Task instructions =>
Copy each line of the material below that includes the string "structured".

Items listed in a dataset
────────
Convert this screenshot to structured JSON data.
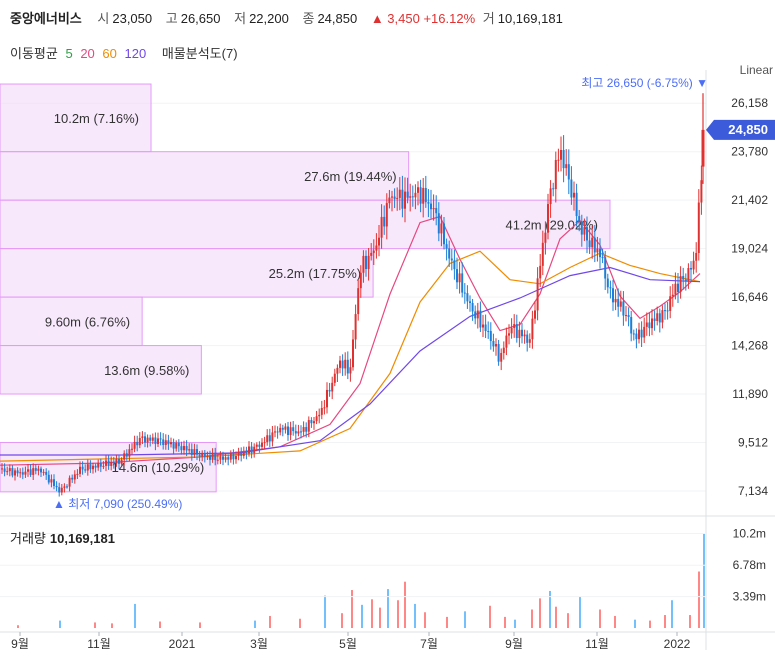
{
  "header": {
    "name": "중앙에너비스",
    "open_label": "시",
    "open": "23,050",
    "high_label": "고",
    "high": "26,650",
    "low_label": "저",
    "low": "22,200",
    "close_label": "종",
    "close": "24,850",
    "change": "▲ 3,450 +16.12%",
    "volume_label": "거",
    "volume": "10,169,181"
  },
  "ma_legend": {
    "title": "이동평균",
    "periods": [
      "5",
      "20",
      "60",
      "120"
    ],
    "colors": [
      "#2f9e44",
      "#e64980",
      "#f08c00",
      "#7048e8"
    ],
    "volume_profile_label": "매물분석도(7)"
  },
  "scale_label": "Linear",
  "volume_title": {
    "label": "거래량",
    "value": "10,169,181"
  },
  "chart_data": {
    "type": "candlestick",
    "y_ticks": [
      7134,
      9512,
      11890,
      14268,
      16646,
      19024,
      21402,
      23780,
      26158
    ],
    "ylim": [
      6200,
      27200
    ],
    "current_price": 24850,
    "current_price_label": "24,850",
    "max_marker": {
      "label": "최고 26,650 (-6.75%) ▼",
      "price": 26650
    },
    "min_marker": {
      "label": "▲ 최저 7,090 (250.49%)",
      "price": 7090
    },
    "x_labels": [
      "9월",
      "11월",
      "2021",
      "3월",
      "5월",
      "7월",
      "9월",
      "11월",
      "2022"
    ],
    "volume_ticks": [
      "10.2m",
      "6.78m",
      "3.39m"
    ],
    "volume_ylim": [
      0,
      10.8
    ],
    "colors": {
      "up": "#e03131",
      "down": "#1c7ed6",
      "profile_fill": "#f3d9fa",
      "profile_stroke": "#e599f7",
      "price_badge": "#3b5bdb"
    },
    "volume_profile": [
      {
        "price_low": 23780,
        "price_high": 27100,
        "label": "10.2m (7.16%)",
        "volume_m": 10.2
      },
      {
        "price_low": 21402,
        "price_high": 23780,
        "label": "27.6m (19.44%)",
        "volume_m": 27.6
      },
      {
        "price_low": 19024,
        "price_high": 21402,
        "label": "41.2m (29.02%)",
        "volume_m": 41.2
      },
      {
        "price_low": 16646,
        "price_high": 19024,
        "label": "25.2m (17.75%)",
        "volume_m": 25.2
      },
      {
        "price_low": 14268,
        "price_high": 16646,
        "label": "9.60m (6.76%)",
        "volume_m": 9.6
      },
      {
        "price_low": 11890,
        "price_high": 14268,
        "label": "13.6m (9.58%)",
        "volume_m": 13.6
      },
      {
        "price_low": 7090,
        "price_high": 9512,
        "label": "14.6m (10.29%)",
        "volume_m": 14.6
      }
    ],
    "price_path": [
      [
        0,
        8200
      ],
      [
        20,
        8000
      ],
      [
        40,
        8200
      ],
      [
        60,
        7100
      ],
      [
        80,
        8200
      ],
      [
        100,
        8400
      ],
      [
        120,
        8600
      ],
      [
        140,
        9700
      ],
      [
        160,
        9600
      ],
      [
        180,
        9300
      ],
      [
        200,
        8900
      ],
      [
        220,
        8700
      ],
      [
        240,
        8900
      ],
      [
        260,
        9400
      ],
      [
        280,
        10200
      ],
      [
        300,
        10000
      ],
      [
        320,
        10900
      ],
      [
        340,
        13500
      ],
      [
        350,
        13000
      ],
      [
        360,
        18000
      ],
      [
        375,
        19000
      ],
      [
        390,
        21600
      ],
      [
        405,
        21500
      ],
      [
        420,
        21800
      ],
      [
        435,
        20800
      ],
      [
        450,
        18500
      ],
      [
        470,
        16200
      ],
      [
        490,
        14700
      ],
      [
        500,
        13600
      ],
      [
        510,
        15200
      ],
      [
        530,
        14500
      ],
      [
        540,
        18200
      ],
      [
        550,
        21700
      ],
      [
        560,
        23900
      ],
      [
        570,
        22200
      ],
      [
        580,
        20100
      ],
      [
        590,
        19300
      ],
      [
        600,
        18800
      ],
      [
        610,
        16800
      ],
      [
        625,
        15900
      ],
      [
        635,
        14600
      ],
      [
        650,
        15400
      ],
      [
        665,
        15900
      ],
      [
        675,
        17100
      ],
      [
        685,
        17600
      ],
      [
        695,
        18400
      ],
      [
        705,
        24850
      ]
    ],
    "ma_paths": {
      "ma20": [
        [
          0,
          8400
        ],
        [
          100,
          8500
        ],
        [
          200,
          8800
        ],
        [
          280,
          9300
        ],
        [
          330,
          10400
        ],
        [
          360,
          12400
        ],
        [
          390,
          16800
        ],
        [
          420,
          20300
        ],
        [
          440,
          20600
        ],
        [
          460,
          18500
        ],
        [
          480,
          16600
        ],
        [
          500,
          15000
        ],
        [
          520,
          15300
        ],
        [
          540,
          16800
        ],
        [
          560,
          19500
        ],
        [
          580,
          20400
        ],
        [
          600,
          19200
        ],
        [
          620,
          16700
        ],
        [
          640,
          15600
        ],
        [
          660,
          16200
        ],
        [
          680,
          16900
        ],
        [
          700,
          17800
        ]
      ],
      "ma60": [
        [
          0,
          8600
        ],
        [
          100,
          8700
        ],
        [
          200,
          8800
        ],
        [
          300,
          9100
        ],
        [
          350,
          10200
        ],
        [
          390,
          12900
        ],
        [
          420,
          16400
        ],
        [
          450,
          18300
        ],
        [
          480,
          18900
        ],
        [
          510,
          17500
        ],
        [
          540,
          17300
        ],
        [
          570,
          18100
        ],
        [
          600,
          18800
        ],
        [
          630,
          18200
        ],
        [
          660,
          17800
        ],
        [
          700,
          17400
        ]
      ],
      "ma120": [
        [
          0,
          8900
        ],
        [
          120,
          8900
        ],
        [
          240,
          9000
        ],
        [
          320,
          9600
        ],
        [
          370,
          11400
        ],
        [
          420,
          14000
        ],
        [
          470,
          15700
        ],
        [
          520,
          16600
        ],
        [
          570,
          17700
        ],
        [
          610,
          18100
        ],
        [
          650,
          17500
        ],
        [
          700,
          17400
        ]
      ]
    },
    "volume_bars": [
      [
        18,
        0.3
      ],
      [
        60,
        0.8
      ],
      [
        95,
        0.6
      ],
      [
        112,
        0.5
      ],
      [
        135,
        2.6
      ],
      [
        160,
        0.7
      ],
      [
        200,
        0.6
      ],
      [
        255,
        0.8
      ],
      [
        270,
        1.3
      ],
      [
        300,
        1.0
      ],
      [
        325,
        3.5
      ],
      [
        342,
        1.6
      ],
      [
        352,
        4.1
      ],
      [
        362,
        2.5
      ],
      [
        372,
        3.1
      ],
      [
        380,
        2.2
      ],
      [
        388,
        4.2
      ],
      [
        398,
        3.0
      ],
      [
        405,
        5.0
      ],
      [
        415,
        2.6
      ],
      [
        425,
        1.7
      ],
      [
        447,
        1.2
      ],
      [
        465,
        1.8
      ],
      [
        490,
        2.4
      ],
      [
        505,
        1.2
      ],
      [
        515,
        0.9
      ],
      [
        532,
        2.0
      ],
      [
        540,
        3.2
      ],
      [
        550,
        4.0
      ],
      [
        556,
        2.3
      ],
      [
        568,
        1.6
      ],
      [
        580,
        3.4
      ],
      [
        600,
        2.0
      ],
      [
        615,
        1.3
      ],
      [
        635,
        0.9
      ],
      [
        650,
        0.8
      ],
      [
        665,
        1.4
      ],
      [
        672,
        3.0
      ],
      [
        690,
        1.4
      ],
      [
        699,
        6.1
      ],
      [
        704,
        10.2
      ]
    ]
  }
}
────────
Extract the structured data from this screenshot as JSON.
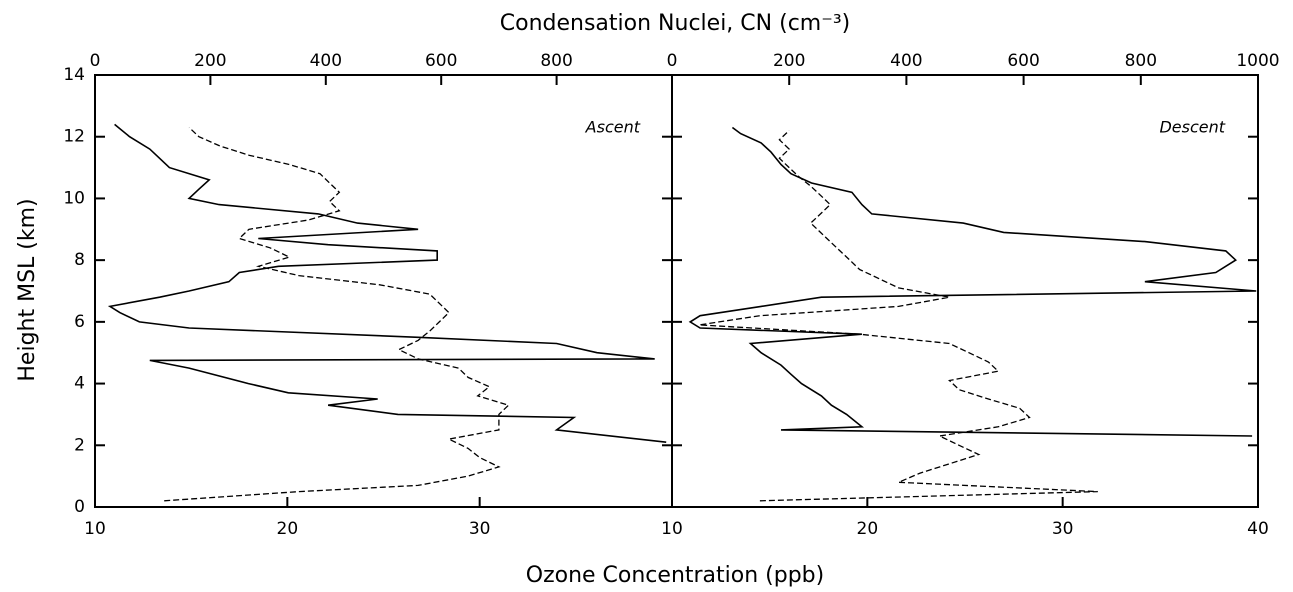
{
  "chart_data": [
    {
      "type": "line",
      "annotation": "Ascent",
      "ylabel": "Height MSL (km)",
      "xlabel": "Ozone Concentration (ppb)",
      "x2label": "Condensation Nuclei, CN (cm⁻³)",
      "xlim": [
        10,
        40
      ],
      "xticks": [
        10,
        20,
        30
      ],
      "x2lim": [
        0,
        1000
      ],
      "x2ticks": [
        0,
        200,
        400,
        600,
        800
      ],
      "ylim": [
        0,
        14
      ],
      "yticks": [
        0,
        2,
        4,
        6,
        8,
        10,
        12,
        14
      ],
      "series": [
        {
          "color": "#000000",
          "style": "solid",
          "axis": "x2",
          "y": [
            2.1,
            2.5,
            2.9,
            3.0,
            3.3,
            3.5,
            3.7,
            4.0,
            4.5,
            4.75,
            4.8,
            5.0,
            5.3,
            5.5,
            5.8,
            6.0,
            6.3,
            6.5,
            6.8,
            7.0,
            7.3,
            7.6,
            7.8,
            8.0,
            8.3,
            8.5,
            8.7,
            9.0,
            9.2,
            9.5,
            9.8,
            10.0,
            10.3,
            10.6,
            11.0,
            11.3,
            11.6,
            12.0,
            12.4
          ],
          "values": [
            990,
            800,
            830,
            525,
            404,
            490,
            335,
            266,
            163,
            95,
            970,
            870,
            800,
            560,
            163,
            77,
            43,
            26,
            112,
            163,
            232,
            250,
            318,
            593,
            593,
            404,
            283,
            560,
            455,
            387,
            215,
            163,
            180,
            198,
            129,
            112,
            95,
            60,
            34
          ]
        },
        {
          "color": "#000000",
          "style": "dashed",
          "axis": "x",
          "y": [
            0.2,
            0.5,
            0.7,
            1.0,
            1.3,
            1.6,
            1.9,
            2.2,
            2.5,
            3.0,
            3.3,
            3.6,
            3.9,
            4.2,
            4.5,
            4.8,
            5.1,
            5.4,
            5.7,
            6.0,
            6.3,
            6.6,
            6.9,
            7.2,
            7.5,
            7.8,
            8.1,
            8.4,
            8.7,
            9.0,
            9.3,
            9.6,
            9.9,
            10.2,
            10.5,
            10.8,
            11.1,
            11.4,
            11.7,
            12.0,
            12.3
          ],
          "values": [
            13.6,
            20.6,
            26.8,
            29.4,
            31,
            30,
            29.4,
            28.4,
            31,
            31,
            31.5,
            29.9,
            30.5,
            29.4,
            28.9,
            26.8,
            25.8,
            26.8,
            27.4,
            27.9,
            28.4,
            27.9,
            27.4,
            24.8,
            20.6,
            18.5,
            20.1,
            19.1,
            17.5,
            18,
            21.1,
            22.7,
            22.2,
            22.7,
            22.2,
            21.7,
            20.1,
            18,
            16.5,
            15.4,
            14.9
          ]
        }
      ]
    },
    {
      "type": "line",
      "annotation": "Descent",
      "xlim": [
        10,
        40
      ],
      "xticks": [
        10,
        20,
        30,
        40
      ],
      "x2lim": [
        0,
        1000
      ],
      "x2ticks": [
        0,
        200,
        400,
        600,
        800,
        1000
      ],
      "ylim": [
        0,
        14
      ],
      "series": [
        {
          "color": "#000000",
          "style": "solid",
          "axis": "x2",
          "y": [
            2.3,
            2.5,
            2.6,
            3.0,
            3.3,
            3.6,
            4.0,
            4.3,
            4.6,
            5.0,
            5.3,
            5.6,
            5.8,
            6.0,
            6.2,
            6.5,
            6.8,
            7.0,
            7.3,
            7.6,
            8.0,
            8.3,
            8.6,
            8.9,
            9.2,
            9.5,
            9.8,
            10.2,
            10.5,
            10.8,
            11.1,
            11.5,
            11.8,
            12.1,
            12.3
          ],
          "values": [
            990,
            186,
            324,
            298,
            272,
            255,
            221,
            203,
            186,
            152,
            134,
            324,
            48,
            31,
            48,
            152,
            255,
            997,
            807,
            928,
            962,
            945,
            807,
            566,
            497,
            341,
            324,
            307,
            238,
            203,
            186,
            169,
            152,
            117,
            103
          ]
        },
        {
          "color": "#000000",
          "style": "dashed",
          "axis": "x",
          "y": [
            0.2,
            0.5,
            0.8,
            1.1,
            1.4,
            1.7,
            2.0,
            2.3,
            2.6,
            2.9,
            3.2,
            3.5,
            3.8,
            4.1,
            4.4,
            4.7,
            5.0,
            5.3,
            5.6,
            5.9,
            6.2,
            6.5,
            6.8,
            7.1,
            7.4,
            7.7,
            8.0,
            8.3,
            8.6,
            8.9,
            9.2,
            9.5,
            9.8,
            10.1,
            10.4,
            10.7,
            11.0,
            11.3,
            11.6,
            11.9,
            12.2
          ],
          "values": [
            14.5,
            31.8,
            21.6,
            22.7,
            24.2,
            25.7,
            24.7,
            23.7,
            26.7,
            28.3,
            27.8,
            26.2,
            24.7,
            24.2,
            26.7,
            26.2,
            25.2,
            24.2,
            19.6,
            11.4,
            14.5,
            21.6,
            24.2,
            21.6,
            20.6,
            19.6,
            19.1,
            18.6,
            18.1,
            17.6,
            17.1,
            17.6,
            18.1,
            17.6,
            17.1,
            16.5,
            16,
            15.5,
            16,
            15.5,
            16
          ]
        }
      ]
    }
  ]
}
────────
Exercise response =>
Convert this screenshot to structured JSON data.
Extract the structured data from this screenshot as JSON.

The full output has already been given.